--- Start ---

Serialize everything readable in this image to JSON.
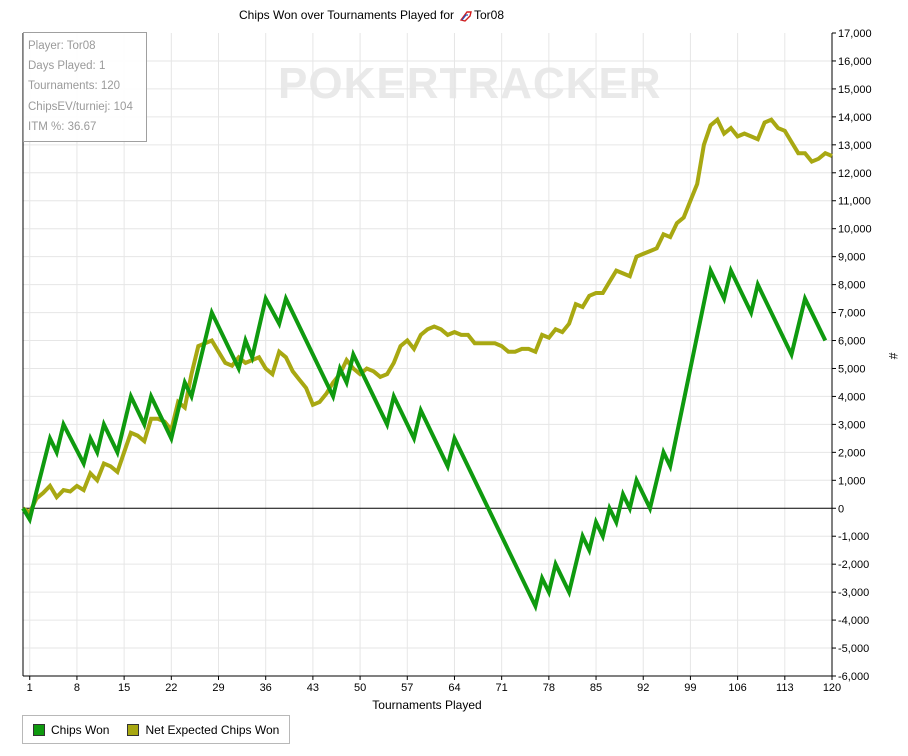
{
  "chart_data": {
    "type": "line",
    "title": "Chips Won over Tournaments Played for",
    "title_player": "Tor08",
    "watermark": "POKERTRACKER",
    "xlabel": "Tournaments Played",
    "ylabel": "#",
    "xlim": [
      0,
      120
    ],
    "ylim": [
      -6000,
      17000
    ],
    "x_ticks": [
      "1",
      "8",
      "15",
      "22",
      "29",
      "36",
      "43",
      "50",
      "57",
      "64",
      "71",
      "78",
      "85",
      "92",
      "99",
      "106",
      "113",
      "120"
    ],
    "y_ticks": [
      "17,000",
      "16,000",
      "15,000",
      "14,000",
      "13,000",
      "12,000",
      "11,000",
      "10,000",
      "9,000",
      "8,000",
      "7,000",
      "6,000",
      "5,000",
      "4,000",
      "3,000",
      "2,000",
      "1,000",
      "0",
      "-1,000",
      "-2,000",
      "-3,000",
      "-4,000",
      "-5,000",
      "-6,000"
    ],
    "grid": true,
    "legend_position": "bottom-left",
    "series": [
      {
        "name": "Chips Won",
        "color": "#0f9a0f",
        "points": [
          [
            0,
            0
          ],
          [
            1,
            -400
          ],
          [
            2,
            600
          ],
          [
            4,
            2500
          ],
          [
            5,
            2000
          ],
          [
            6,
            3000
          ],
          [
            9,
            1600
          ],
          [
            10,
            2500
          ],
          [
            11,
            2000
          ],
          [
            12,
            3000
          ],
          [
            14,
            2000
          ],
          [
            16,
            4000
          ],
          [
            18,
            3000
          ],
          [
            19,
            4000
          ],
          [
            22,
            2500
          ],
          [
            24,
            4500
          ],
          [
            25,
            4000
          ],
          [
            28,
            7000
          ],
          [
            32,
            5000
          ],
          [
            33,
            6000
          ],
          [
            34,
            5400
          ],
          [
            36,
            7500
          ],
          [
            38,
            6600
          ],
          [
            39,
            7500
          ],
          [
            46,
            4000
          ],
          [
            47,
            5000
          ],
          [
            48,
            4500
          ],
          [
            49,
            5500
          ],
          [
            54,
            3000
          ],
          [
            55,
            4000
          ],
          [
            58,
            2500
          ],
          [
            59,
            3500
          ],
          [
            63,
            1500
          ],
          [
            64,
            2500
          ],
          [
            76,
            -3500
          ],
          [
            77,
            -2500
          ],
          [
            78,
            -3000
          ],
          [
            79,
            -2000
          ],
          [
            81,
            -3000
          ],
          [
            83,
            -1000
          ],
          [
            84,
            -1500
          ],
          [
            85,
            -500
          ],
          [
            86,
            -1000
          ],
          [
            87,
            0
          ],
          [
            88,
            -500
          ],
          [
            89,
            500
          ],
          [
            90,
            0
          ],
          [
            91,
            1000
          ],
          [
            93,
            0
          ],
          [
            95,
            2000
          ],
          [
            96,
            1500
          ],
          [
            102,
            8500
          ],
          [
            104,
            7500
          ],
          [
            105,
            8500
          ],
          [
            108,
            7000
          ],
          [
            109,
            8000
          ],
          [
            114,
            5500
          ],
          [
            116,
            7500
          ],
          [
            119,
            6000
          ]
        ]
      },
      {
        "name": "Net Expected Chips Won",
        "color": "#a8a812",
        "points": [
          [
            0,
            0
          ],
          [
            1,
            -150
          ],
          [
            2,
            350
          ],
          [
            3,
            550
          ],
          [
            4,
            800
          ],
          [
            5,
            400
          ],
          [
            6,
            650
          ],
          [
            7,
            600
          ],
          [
            8,
            800
          ],
          [
            9,
            650
          ],
          [
            10,
            1250
          ],
          [
            11,
            1000
          ],
          [
            12,
            1600
          ],
          [
            13,
            1500
          ],
          [
            14,
            1300
          ],
          [
            15,
            2000
          ],
          [
            16,
            2700
          ],
          [
            17,
            2600
          ],
          [
            18,
            2400
          ],
          [
            19,
            3200
          ],
          [
            20,
            3200
          ],
          [
            21,
            3100
          ],
          [
            22,
            2800
          ],
          [
            23,
            3800
          ],
          [
            24,
            3600
          ],
          [
            25,
            4800
          ],
          [
            26,
            5800
          ],
          [
            27,
            5900
          ],
          [
            28,
            6000
          ],
          [
            29,
            5600
          ],
          [
            30,
            5200
          ],
          [
            31,
            5100
          ],
          [
            32,
            5400
          ],
          [
            33,
            5200
          ],
          [
            34,
            5300
          ],
          [
            35,
            5400
          ],
          [
            36,
            5000
          ],
          [
            37,
            4800
          ],
          [
            38,
            5600
          ],
          [
            39,
            5400
          ],
          [
            40,
            4900
          ],
          [
            41,
            4600
          ],
          [
            42,
            4300
          ],
          [
            43,
            3700
          ],
          [
            44,
            3800
          ],
          [
            45,
            4100
          ],
          [
            46,
            4500
          ],
          [
            47,
            4800
          ],
          [
            48,
            5300
          ],
          [
            49,
            5000
          ],
          [
            50,
            4800
          ],
          [
            51,
            5000
          ],
          [
            52,
            4900
          ],
          [
            53,
            4700
          ],
          [
            54,
            4800
          ],
          [
            55,
            5200
          ],
          [
            56,
            5800
          ],
          [
            57,
            6000
          ],
          [
            58,
            5700
          ],
          [
            59,
            6200
          ],
          [
            60,
            6400
          ],
          [
            61,
            6500
          ],
          [
            62,
            6400
          ],
          [
            63,
            6200
          ],
          [
            64,
            6300
          ],
          [
            65,
            6200
          ],
          [
            66,
            6200
          ],
          [
            67,
            5900
          ],
          [
            68,
            5900
          ],
          [
            69,
            5900
          ],
          [
            70,
            5900
          ],
          [
            71,
            5800
          ],
          [
            72,
            5600
          ],
          [
            73,
            5600
          ],
          [
            74,
            5700
          ],
          [
            75,
            5700
          ],
          [
            76,
            5600
          ],
          [
            77,
            6200
          ],
          [
            78,
            6100
          ],
          [
            79,
            6400
          ],
          [
            80,
            6300
          ],
          [
            81,
            6600
          ],
          [
            82,
            7300
          ],
          [
            83,
            7200
          ],
          [
            84,
            7600
          ],
          [
            85,
            7700
          ],
          [
            86,
            7700
          ],
          [
            87,
            8100
          ],
          [
            88,
            8500
          ],
          [
            89,
            8400
          ],
          [
            90,
            8300
          ],
          [
            91,
            9000
          ],
          [
            92,
            9100
          ],
          [
            93,
            9200
          ],
          [
            94,
            9300
          ],
          [
            95,
            9800
          ],
          [
            96,
            9700
          ],
          [
            97,
            10200
          ],
          [
            98,
            10400
          ],
          [
            99,
            11000
          ],
          [
            100,
            11600
          ],
          [
            101,
            13000
          ],
          [
            102,
            13700
          ],
          [
            103,
            13900
          ],
          [
            104,
            13400
          ],
          [
            105,
            13600
          ],
          [
            106,
            13300
          ],
          [
            107,
            13400
          ],
          [
            108,
            13300
          ],
          [
            109,
            13200
          ],
          [
            110,
            13800
          ],
          [
            111,
            13900
          ],
          [
            112,
            13600
          ],
          [
            113,
            13500
          ],
          [
            114,
            13100
          ],
          [
            115,
            12700
          ],
          [
            116,
            12700
          ],
          [
            117,
            12400
          ],
          [
            118,
            12500
          ],
          [
            119,
            12700
          ],
          [
            120,
            12600
          ]
        ]
      }
    ]
  },
  "info_box": {
    "player": "Player: Tor08",
    "days": "Days Played: 1",
    "tournaments": "Tournaments: 120",
    "chipsev": "ChipsEV/turniej: 104",
    "itm": "ITM %: 36.67"
  }
}
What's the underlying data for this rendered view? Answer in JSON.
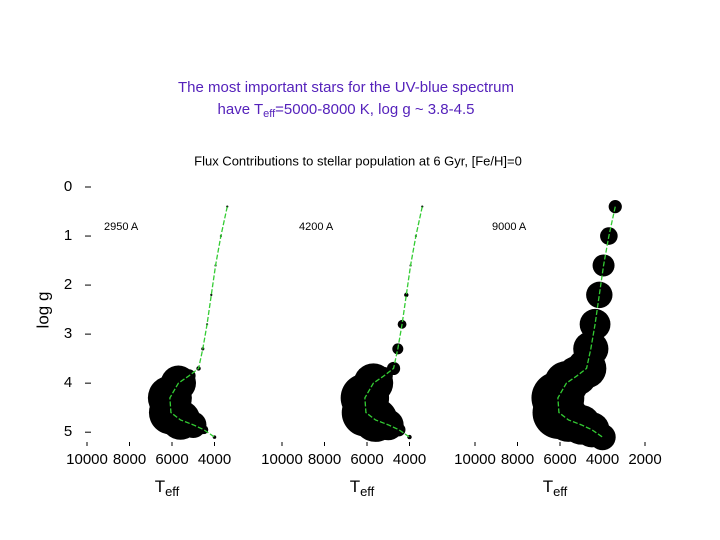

--- End ---

* Written request
Without including any picture, repeat the data exactly.

* Full answer
Serialize everything readable in this image to JSON.
{
  "chart_data": {
    "type": "line",
    "title": "Chips Won over Tournaments Played for",
    "title_player": "Tor08",
    "watermark": "POKERTRACKER",
    "xlabel": "Tournaments Played",
    "ylabel": "#",
    "xlim": [
      0,
      120
    ],
    "ylim": [
      -6000,
      17000
    ],
    "x_ticks": [
      "1",
      "8",
      "15",
      "22",
      "29",
      "36",
      "43",
      "50",
      "57",
      "64",
      "71",
      "78",
      "85",
      "92",
      "99",
      "106",
      "113",
      "120"
    ],
    "y_ticks": [
      "17,000",
      "16,000",
      "15,000",
      "14,000",
      "13,000",
      "12,000",
      "11,000",
      "10,000",
      "9,000",
      "8,000",
      "7,000",
      "6,000",
      "5,000",
      "4,000",
      "3,000",
      "2,000",
      "1,000",
      "0",
      "-1,000",
      "-2,000",
      "-3,000",
      "-4,000",
      "-5,000",
      "-6,000"
    ],
    "grid": true,
    "legend_position": "bottom-left",
    "series": [
      {
        "name": "Chips Won",
        "color": "#0f9a0f",
        "points": [
          [
            0,
            0
          ],
          [
            1,
            -400
          ],
          [
            2,
            600
          ],
          [
            4,
            2500
          ],
          [
            5,
            2000
          ],
          [
            6,
            3000
          ],
          [
            9,
            1600
          ],
          [
            10,
            2500
          ],
          [
            11,
            2000
          ],
          [
            12,
            3000
          ],
          [
            14,
            2000
          ],
          [
            16,
            4000
          ],
          [
            18,
            3000
          ],
          [
            19,
            4000
          ],
          [
            22,
            2500
          ],
          [
            24,
            4500
          ],
          [
            25,
            4000
          ],
          [
            28,
            7000
          ],
          [
            32,
            5000
          ],
          [
            33,
            6000
          ],
          [
            34,
            5400
          ],
          [
            36,
            7500
          ],
          [
            38,
            6600
          ],
          [
            39,
            7500
          ],
          [
            46,
            4000
          ],
          [
            47,
            5000
          ],
          [
            48,
            4500
          ],
          [
            49,
            5500
          ],
          [
            54,
            3000
          ],
          [
            55,
            4000
          ],
          [
            58,
            2500
          ],
          [
            59,
            3500
          ],
          [
            63,
            1500
          ],
          [
            64,
            2500
          ],
          [
            76,
            -3500
          ],
          [
            77,
            -2500
          ],
          [
            78,
            -3000
          ],
          [
            79,
            -2000
          ],
          [
            81,
            -3000
          ],
          [
            83,
            -1000
          ],
          [
            84,
            -1500
          ],
          [
            85,
            -500
          ],
          [
            86,
            -1000
          ],
          [
            87,
            0
          ],
          [
            88,
            -500
          ],
          [
            89,
            500
          ],
          [
            90,
            0
          ],
          [
            91,
            1000
          ],
          [
            93,
            0
          ],
          [
            95,
            2000
          ],
          [
            96,
            1500
          ],
          [
            102,
            8500
          ],
          [
            104,
            7500
          ],
          [
            105,
            8500
          ],
          [
            108,
            7000
          ],
          [
            109,
            8000
          ],
          [
            114,
            5500
          ],
          [
            116,
            7500
          ],
          [
            119,
            6000
          ]
        ]
      },
      {
        "name": "Net Expected Chips Won",
        "color": "#a8a812",
        "points": [
          [
            0,
            0
          ],
          [
            1,
            -150
          ],
          [
            2,
            350
          ],
          [
            3,
            550
          ],
          [
            4,
            800
          ],
          [
            5,
            400
          ],
          [
            6,
            650
          ],
          [
            7,
            600
          ],
          [
            8,
            800
          ],
          [
            9,
            650
          ],
          [
            10,
            1250
          ],
          [
            11,
            1000
          ],
          [
            12,
            1600
          ],
          [
            13,
            1500
          ],
          [
            14,
            1300
          ],
          [
            15,
            2000
          ],
          [
            16,
            2700
          ],
          [
            17,
            2600
          ],
          [
            18,
            2400
          ],
          [
            19,
            3200
          ],
          [
            20,
            3200
          ],
          [
            21,
            3100
          ],
          [
            22,
            2800
          ],
          [
            23,
            3800
          ],
          [
            24,
            3600
          ],
          [
            25,
            4800
          ],
          [
            26,
            5800
          ],
          [
            27,
            5900
          ],
          [
            28,
            6000
          ],
          [
            29,
            5600
          ],
          [
            30,
            5200
          ],
          [
            31,
            5100
          ],
          [
            32,
            5400
          ],
          [
            33,
            5200
          ],
          [
            34,
            5300
          ],
          [
            35,
            5400
          ],
          [
            36,
            5000
          ],
          [
            37,
            4800
          ],
          [
            38,
            5600
          ],
          [
            39,
            5400
          ],
          [
            40,
            4900
          ],
          [
            41,
            4600
          ],
          [
            42,
            4300
          ],
          [
            43,
            3700
          ],
          [
            44,
            3800
          ],
          [
            45,
            4100
          ],
          [
            46,
            4500
          ],
          [
            47,
            4800
          ],
          [
            48,
            5300
          ],
          [
            49,
            5000
          ],
          [
            50,
            4800
          ],
          [
            51,
            5000
          ],
          [
            52,
            4900
          ],
          [
            53,
            4700
          ],
          [
            54,
            4800
          ],
          [
            55,
            5200
          ],
          [
            56,
            5800
          ],
          [
            57,
            6000
          ],
          [
            58,
            5700
          ],
          [
            59,
            6200
          ],
          [
            60,
            6400
          ],
          [
            61,
            6500
          ],
          [
            62,
            6400
          ],
          [
            63,
            6200
          ],
          [
            64,
            6300
          ],
          [
            65,
            6200
          ],
          [
            66,
            6200
          ],
          [
            67,
            5900
          ],
          [
            68,
            5900
          ],
          [
            69,
            5900
          ],
          [
            70,
            5900
          ],
          [
            71,
            5800
          ],
          [
            72,
            5600
          ],
          [
            73,
            5600
          ],
          [
            74,
            5700
          ],
          [
            75,
            5700
          ],
          [
            76,
            5600
          ],
          [
            77,
            6200
          ],
          [
            78,
            6100
          ],
          [
            79,
            6400
          ],
          [
            80,
            6300
          ],
          [
            81,
            6600
          ],
          [
            82,
            7300
          ],
          [
            83,
            7200
          ],
          [
            84,
            7600
          ],
          [
            85,
            7700
          ],
          [
            86,
            7700
          ],
          [
            87,
            8100
          ],
          [
            88,
            8500
          ],
          [
            89,
            8400
          ],
          [
            90,
            8300
          ],
          [
            91,
            9000
          ],
          [
            92,
            9100
          ],
          [
            93,
            9200
          ],
          [
            94,
            9300
          ],
          [
            95,
            9800
          ],
          [
            96,
            9700
          ],
          [
            97,
            10200
          ],
          [
            98,
            10400
          ],
          [
            99,
            11000
          ],
          [
            100,
            11600
          ],
          [
            101,
            13000
          ],
          [
            102,
            13700
          ],
          [
            103,
            13900
          ],
          [
            104,
            13400
          ],
          [
            105,
            13600
          ],
          [
            106,
            13300
          ],
          [
            107,
            13400
          ],
          [
            108,
            13300
          ],
          [
            109,
            13200
          ],
          [
            110,
            13800
          ],
          [
            111,
            13900
          ],
          [
            112,
            13600
          ],
          [
            113,
            13500
          ],
          [
            114,
            13100
          ],
          [
            115,
            12700
          ],
          [
            116,
            12700
          ],
          [
            117,
            12400
          ],
          [
            118,
            12500
          ],
          [
            119,
            12700
          ],
          [
            120,
            12600
          ]
        ]
      }
    ]
  },
  "info_box": {
    "player": "Player: Tor08",
    "days": "Days Played: 1",
    "tournaments": "Tournaments: 120",
    "chipsev": "ChipsEV/turniej: 104",
    "itm": "ITM %: 36.67"
  }
}
What's the underlying data for this rendered view? Answer in JSON.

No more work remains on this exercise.